▶ [Given request] Quote the whole listing exactly. Leave the pictures out of your copy.

(Structured figure records)

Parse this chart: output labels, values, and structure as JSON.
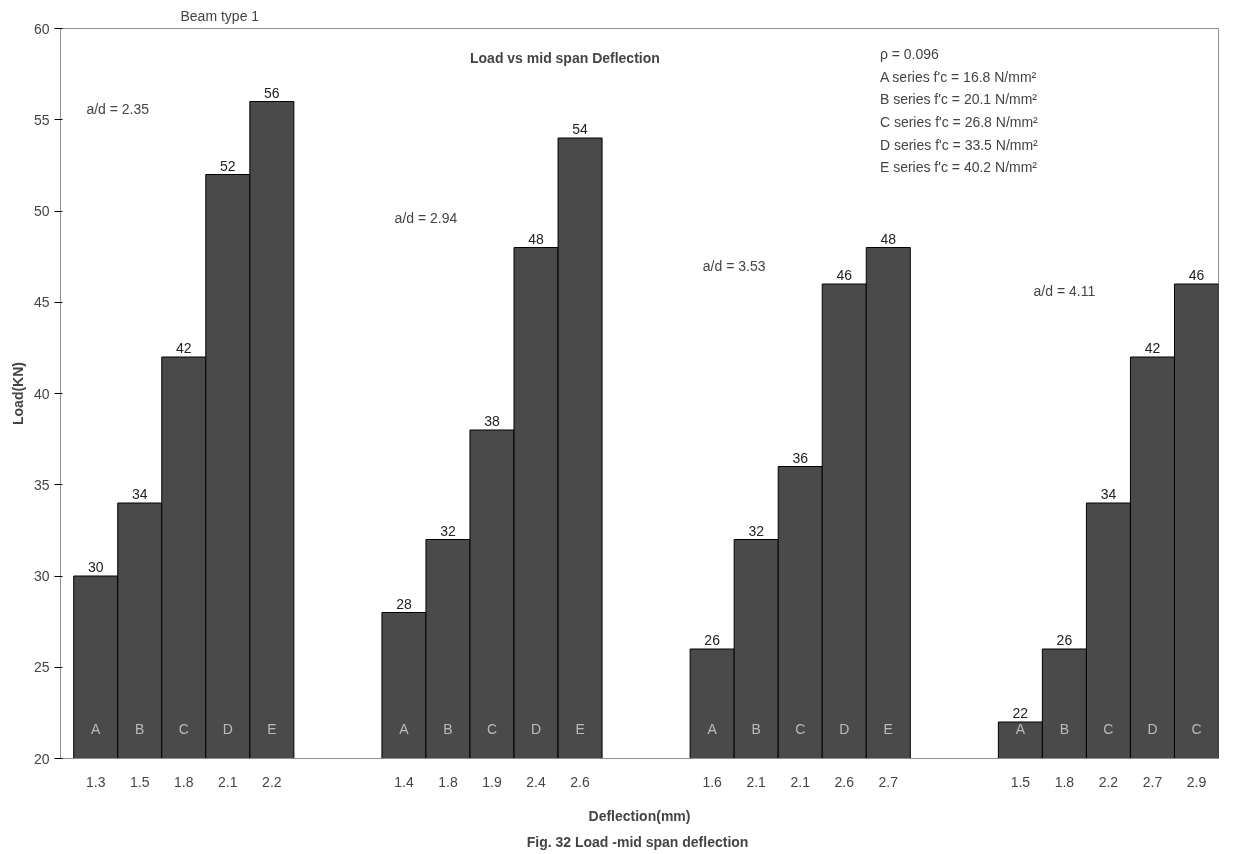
{
  "chart_data": {
    "type": "bar",
    "title": "Load vs mid span  Deflection",
    "xlabel": "Deflection(mm)",
    "ylabel": "Load(KN)",
    "categories": [
      "1.3",
      "1.5",
      "1.8",
      "2.1",
      "2.2",
      null,
      null,
      "1.4",
      "1.8",
      "1.9",
      "2.4",
      "2.6",
      null,
      null,
      "1.6",
      "2.1",
      "2.1",
      "2.6",
      "2.7",
      null,
      null,
      "1.5",
      "1.8",
      "2.2",
      "2.7",
      "2.9"
    ],
    "values": [
      30,
      34,
      42,
      52,
      56,
      null,
      null,
      28,
      32,
      38,
      48,
      54,
      null,
      null,
      26,
      32,
      36,
      46,
      48,
      null,
      null,
      22,
      26,
      34,
      42,
      46
    ],
    "color": "#4a4a4a",
    "data_labels": true,
    "ylim": [
      20,
      60
    ],
    "yticks": [
      20,
      25,
      30,
      35,
      40,
      45,
      50,
      55,
      60
    ],
    "grid": false,
    "annotations": [
      "Beam type 1",
      "ρ = 0.096",
      "A series f'c = 16.8 N/mm²",
      "B series f'c = 20.1 N/mm²",
      "C series f'c = 26.8 N/mm²",
      "D series f'c = 33.5 N/mm²",
      "E series f'c = 40.2 N/mm²",
      "A",
      "B",
      "C",
      "D",
      "E",
      "A",
      "B",
      "C",
      "D",
      "E",
      "A",
      "B",
      "C",
      "D",
      "E",
      "A",
      "B",
      "C",
      "D",
      "C",
      "a/d = 2.35",
      "a/d = 2.94",
      "a/d = 3.53",
      "a/d = 4.11",
      "Fig. 32  Load -mid span deflection"
    ]
  }
}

▶ [Response to this task]
Parse this chart: output labels, values, and structure as JSON.
{
  "chart_data": {
    "type": "bar",
    "title": "Load vs mid span  Deflection",
    "xlabel": "Deflection(mm)",
    "ylabel": "Load(KN)",
    "categories": [
      "1.3",
      "1.5",
      "1.8",
      "2.1",
      "2.2",
      null,
      null,
      "1.4",
      "1.8",
      "1.9",
      "2.4",
      "2.6",
      null,
      null,
      "1.6",
      "2.1",
      "2.1",
      "2.6",
      "2.7",
      null,
      null,
      "1.5",
      "1.8",
      "2.2",
      "2.7",
      "2.9"
    ],
    "values": [
      30,
      34,
      42,
      52,
      56,
      null,
      null,
      28,
      32,
      38,
      48,
      54,
      null,
      null,
      26,
      32,
      36,
      46,
      48,
      null,
      null,
      22,
      26,
      34,
      42,
      46
    ],
    "color": "#4a4a4a",
    "data_labels": true,
    "ylim": [
      20,
      60
    ],
    "yticks": [
      20,
      25,
      30,
      35,
      40,
      45,
      50,
      55,
      60
    ],
    "grid": false,
    "annotations": [
      "Beam type 1",
      "ρ = 0.096",
      "A series f'c = 16.8 N/mm²",
      "B series f'c = 20.1 N/mm²",
      "C series f'c = 26.8 N/mm²",
      "D series f'c = 33.5 N/mm²",
      "E series f'c = 40.2 N/mm²",
      "A",
      "B",
      "C",
      "D",
      "E",
      "A",
      "B",
      "C",
      "D",
      "E",
      "A",
      "B",
      "C",
      "D",
      "E",
      "A",
      "B",
      "C",
      "D",
      "C",
      "a/d = 2.35",
      "a/d = 2.94",
      "a/d = 3.53",
      "a/d = 4.11",
      "Fig. 32  Load -mid span deflection"
    ]
  }
}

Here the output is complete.